Job → Below are records to repeat exactly. Omit the pictures from the copy.

Entries shown →
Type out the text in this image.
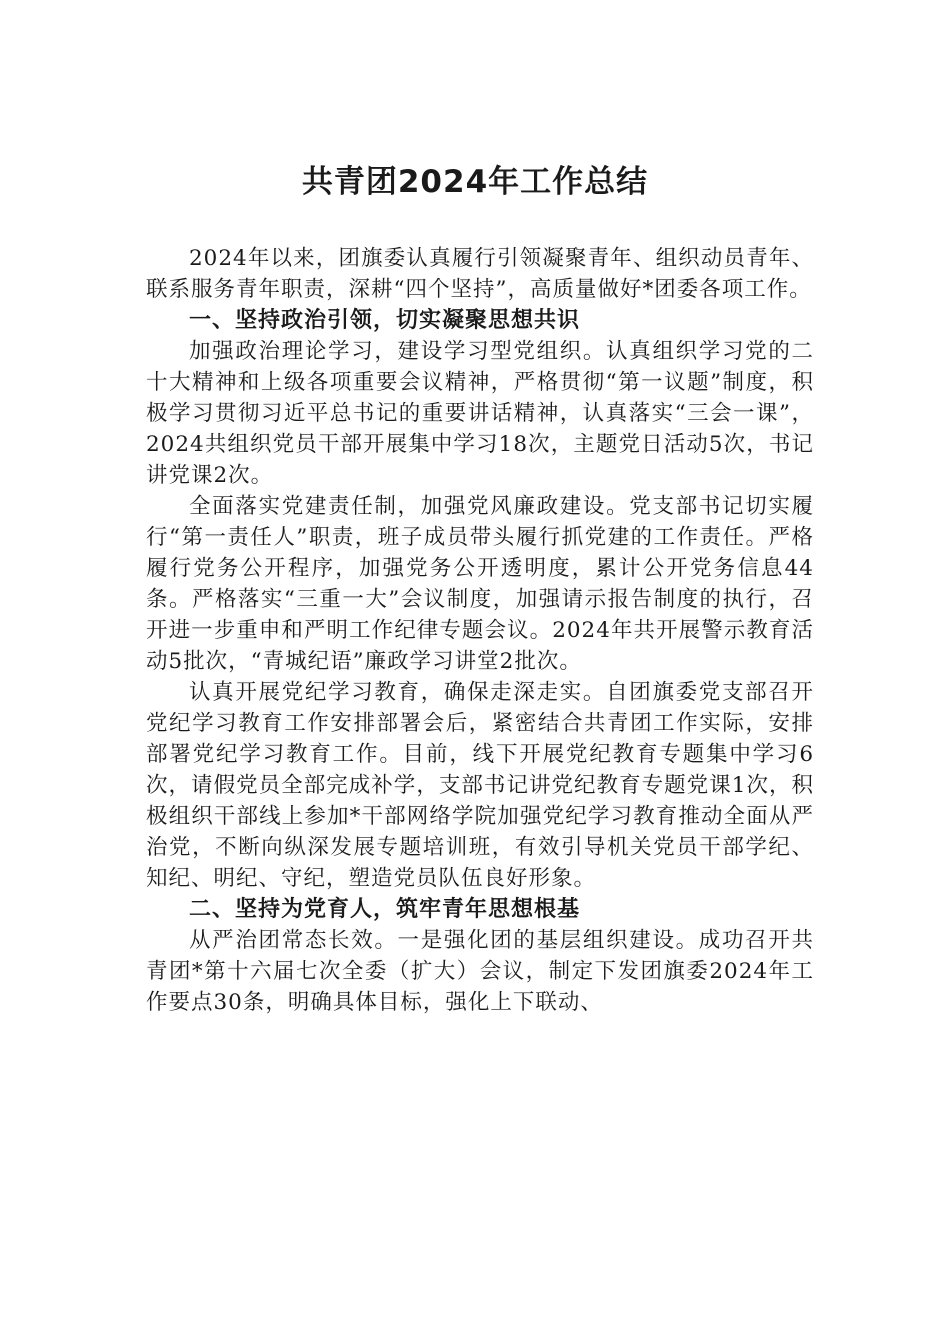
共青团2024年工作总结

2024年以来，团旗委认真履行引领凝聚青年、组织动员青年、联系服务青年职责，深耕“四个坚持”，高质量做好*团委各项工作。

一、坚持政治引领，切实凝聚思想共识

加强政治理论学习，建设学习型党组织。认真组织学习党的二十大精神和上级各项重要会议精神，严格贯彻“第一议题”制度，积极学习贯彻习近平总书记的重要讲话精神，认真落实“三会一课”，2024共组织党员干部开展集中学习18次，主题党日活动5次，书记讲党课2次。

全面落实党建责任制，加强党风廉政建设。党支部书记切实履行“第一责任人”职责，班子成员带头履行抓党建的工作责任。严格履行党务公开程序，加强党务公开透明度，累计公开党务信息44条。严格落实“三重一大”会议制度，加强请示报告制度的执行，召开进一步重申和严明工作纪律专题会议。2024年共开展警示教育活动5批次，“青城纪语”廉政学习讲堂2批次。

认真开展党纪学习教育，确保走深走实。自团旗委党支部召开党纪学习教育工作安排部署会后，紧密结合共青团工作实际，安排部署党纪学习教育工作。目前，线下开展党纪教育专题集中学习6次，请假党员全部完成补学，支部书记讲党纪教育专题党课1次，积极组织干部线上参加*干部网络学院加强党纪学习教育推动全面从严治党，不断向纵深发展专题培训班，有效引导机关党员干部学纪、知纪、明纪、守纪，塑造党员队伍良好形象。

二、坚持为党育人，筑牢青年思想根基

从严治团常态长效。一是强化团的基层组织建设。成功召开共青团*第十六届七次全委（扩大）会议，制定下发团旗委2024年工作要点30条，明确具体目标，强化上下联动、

Solution to the exercise →
Type out the text in this image.
共青团2024年工作总结

2024年以来，团旗委认真履行引领凝聚青年、组织动员青年、联系服务青年职责，深耕“四个坚持”，高质量做好*团委各项工作。

一、坚持政治引领，切实凝聚思想共识

加强政治理论学习，建设学习型党组织。认真组织学习党的二十大精神和上级各项重要会议精神，严格贯彻“第一议题”制度，积极学习贯彻习近平总书记的重要讲话精神，认真落实“三会一课”，2024共组织党员干部开展集中学习18次，主题党日活动5次，书记讲党课2次。

全面落实党建责任制，加强党风廉政建设。党支部书记切实履行“第一责任人”职责，班子成员带头履行抓党建的工作责任。严格履行党务公开程序，加强党务公开透明度，累计公开党务信息44条。严格落实“三重一大”会议制度，加强请示报告制度的执行，召开进一步重申和严明工作纪律专题会议。2024年共开展警示教育活动5批次，“青城纪语”廉政学习讲堂2批次。

认真开展党纪学习教育，确保走深走实。自团旗委党支部召开党纪学习教育工作安排部署会后，紧密结合共青团工作实际，安排部署党纪学习教育工作。目前，线下开展党纪教育专题集中学习6次，请假党员全部完成补学，支部书记讲党纪教育专题党课1次，积极组织干部线上参加*干部网络学院加强党纪学习教育推动全面从严治党，不断向纵深发展专题培训班，有效引导机关党员干部学纪、知纪、明纪、守纪，塑造党员队伍良好形象。

二、坚持为党育人，筑牢青年思想根基

从严治团常态长效。一是强化团的基层组织建设。成功召开共青团*第十六届七次全委（扩大）会议，制定下发团旗委2024年工作要点30条，明确具体目标，强化上下联动、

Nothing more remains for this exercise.